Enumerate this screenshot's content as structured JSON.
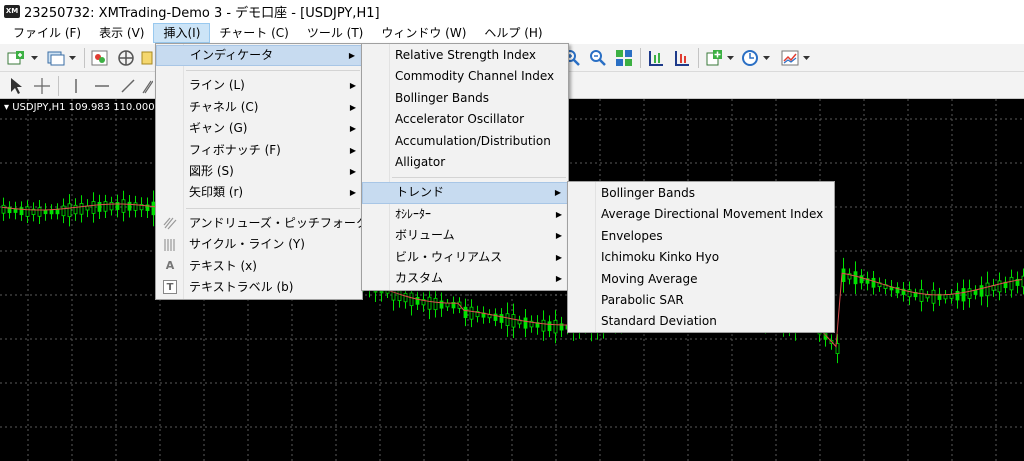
{
  "window": {
    "app_icon": "XM",
    "title": "23250732: XMTrading-Demo 3 - デモ口座 - [USDJPY,H1]"
  },
  "menubar": [
    {
      "id": "file",
      "label": "ファイル (F)"
    },
    {
      "id": "view",
      "label": "表示 (V)"
    },
    {
      "id": "insert",
      "label": "挿入(I)"
    },
    {
      "id": "chart",
      "label": "チャート (C)"
    },
    {
      "id": "tools",
      "label": "ツール (T)"
    },
    {
      "id": "window",
      "label": "ウィンドウ (W)"
    },
    {
      "id": "help",
      "label": "ヘルプ (H)"
    }
  ],
  "chart": {
    "label": "USDJPY,H1  109.983 110.000 1",
    "colors": {
      "background": "#000000",
      "grid": "#5a5a5a",
      "candle": "#00e000",
      "ma_line": "#e05050"
    }
  },
  "insert_menu": {
    "items": [
      {
        "label": "インディケータ",
        "submenu": true,
        "highlighted": true
      },
      {
        "separator": true
      },
      {
        "label": "ライン (L)",
        "submenu": true
      },
      {
        "label": "チャネル (C)",
        "submenu": true
      },
      {
        "label": "ギャン (G)",
        "submenu": true
      },
      {
        "label": "フィボナッチ (F)",
        "submenu": true
      },
      {
        "label": "図形 (S)",
        "submenu": true
      },
      {
        "label": "矢印類 (r)",
        "submenu": true
      },
      {
        "separator": true
      },
      {
        "label": "アンドリューズ・ピッチフォーク (A)",
        "icon": "pitchfork-icon"
      },
      {
        "label": "サイクル・ライン (Y)",
        "icon": "cycle-lines-icon"
      },
      {
        "label": "テキスト (x)",
        "icon": "text-icon",
        "glyph": "A"
      },
      {
        "label": "テキストラベル (b)",
        "icon": "text-label-icon",
        "glyph": "T"
      }
    ]
  },
  "indicator_menu": {
    "items": [
      {
        "label": "Relative Strength Index"
      },
      {
        "label": "Commodity Channel Index"
      },
      {
        "label": "Bollinger Bands"
      },
      {
        "label": "Accelerator Oscillator"
      },
      {
        "label": "Accumulation/Distribution"
      },
      {
        "label": "Alligator"
      },
      {
        "separator": true
      },
      {
        "label": "トレンド",
        "submenu": true,
        "highlighted": true
      },
      {
        "label": "ｵｼﾚｰﾀｰ",
        "submenu": true
      },
      {
        "label": "ボリューム",
        "submenu": true
      },
      {
        "label": "ビル・ウィリアムス",
        "submenu": true
      },
      {
        "label": "カスタム",
        "submenu": true
      }
    ]
  },
  "trend_menu": {
    "items": [
      {
        "label": "Bollinger Bands"
      },
      {
        "label": "Average Directional Movement Index"
      },
      {
        "label": "Envelopes"
      },
      {
        "label": "Ichimoku Kinko Hyo"
      },
      {
        "label": "Moving Average"
      },
      {
        "label": "Parabolic SAR"
      },
      {
        "label": "Standard Deviation"
      }
    ]
  },
  "toolbar": {
    "row1": [
      "new-chart-icon",
      "profiles-icon",
      "market-watch-icon",
      "navigator-icon",
      "zoom-in-icon",
      "zoom-out-icon",
      "tile-windows-icon",
      "chart-shift-icon",
      "auto-scroll-icon",
      "indicators-icon",
      "periods-icon",
      "templates-icon"
    ],
    "row2": [
      "cursor-icon",
      "crosshair-icon",
      "vertical-line-icon",
      "horizontal-line-icon",
      "trendline-icon"
    ]
  }
}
———
### What is being asked
Without including any pictures, output all the entries above exactly.

### Result of this task
Enumerate this screenshot's content as structured JSON.
{
  "window": {
    "app_icon": "XM",
    "title": "23250732: XMTrading-Demo 3 - デモ口座 - [USDJPY,H1]"
  },
  "menubar": [
    {
      "id": "file",
      "label": "ファイル (F)"
    },
    {
      "id": "view",
      "label": "表示 (V)"
    },
    {
      "id": "insert",
      "label": "挿入(I)"
    },
    {
      "id": "chart",
      "label": "チャート (C)"
    },
    {
      "id": "tools",
      "label": "ツール (T)"
    },
    {
      "id": "window",
      "label": "ウィンドウ (W)"
    },
    {
      "id": "help",
      "label": "ヘルプ (H)"
    }
  ],
  "chart": {
    "label": "USDJPY,H1  109.983 110.000 1",
    "colors": {
      "background": "#000000",
      "grid": "#5a5a5a",
      "candle": "#00e000",
      "ma_line": "#e05050"
    }
  },
  "insert_menu": {
    "items": [
      {
        "label": "インディケータ",
        "submenu": true,
        "highlighted": true
      },
      {
        "separator": true
      },
      {
        "label": "ライン (L)",
        "submenu": true
      },
      {
        "label": "チャネル (C)",
        "submenu": true
      },
      {
        "label": "ギャン (G)",
        "submenu": true
      },
      {
        "label": "フィボナッチ (F)",
        "submenu": true
      },
      {
        "label": "図形 (S)",
        "submenu": true
      },
      {
        "label": "矢印類 (r)",
        "submenu": true
      },
      {
        "separator": true
      },
      {
        "label": "アンドリューズ・ピッチフォーク (A)",
        "icon": "pitchfork-icon"
      },
      {
        "label": "サイクル・ライン (Y)",
        "icon": "cycle-lines-icon"
      },
      {
        "label": "テキスト (x)",
        "icon": "text-icon",
        "glyph": "A"
      },
      {
        "label": "テキストラベル (b)",
        "icon": "text-label-icon",
        "glyph": "T"
      }
    ]
  },
  "indicator_menu": {
    "items": [
      {
        "label": "Relative Strength Index"
      },
      {
        "label": "Commodity Channel Index"
      },
      {
        "label": "Bollinger Bands"
      },
      {
        "label": "Accelerator Oscillator"
      },
      {
        "label": "Accumulation/Distribution"
      },
      {
        "label": "Alligator"
      },
      {
        "separator": true
      },
      {
        "label": "トレンド",
        "submenu": true,
        "highlighted": true
      },
      {
        "label": "ｵｼﾚｰﾀｰ",
        "submenu": true
      },
      {
        "label": "ボリューム",
        "submenu": true
      },
      {
        "label": "ビル・ウィリアムス",
        "submenu": true
      },
      {
        "label": "カスタム",
        "submenu": true
      }
    ]
  },
  "trend_menu": {
    "items": [
      {
        "label": "Bollinger Bands"
      },
      {
        "label": "Average Directional Movement Index"
      },
      {
        "label": "Envelopes"
      },
      {
        "label": "Ichimoku Kinko Hyo"
      },
      {
        "label": "Moving Average"
      },
      {
        "label": "Parabolic SAR"
      },
      {
        "label": "Standard Deviation"
      }
    ]
  },
  "toolbar": {
    "row1": [
      "new-chart-icon",
      "profiles-icon",
      "market-watch-icon",
      "navigator-icon",
      "zoom-in-icon",
      "zoom-out-icon",
      "tile-windows-icon",
      "chart-shift-icon",
      "auto-scroll-icon",
      "indicators-icon",
      "periods-icon",
      "templates-icon"
    ],
    "row2": [
      "cursor-icon",
      "crosshair-icon",
      "vertical-line-icon",
      "horizontal-line-icon",
      "trendline-icon"
    ]
  }
}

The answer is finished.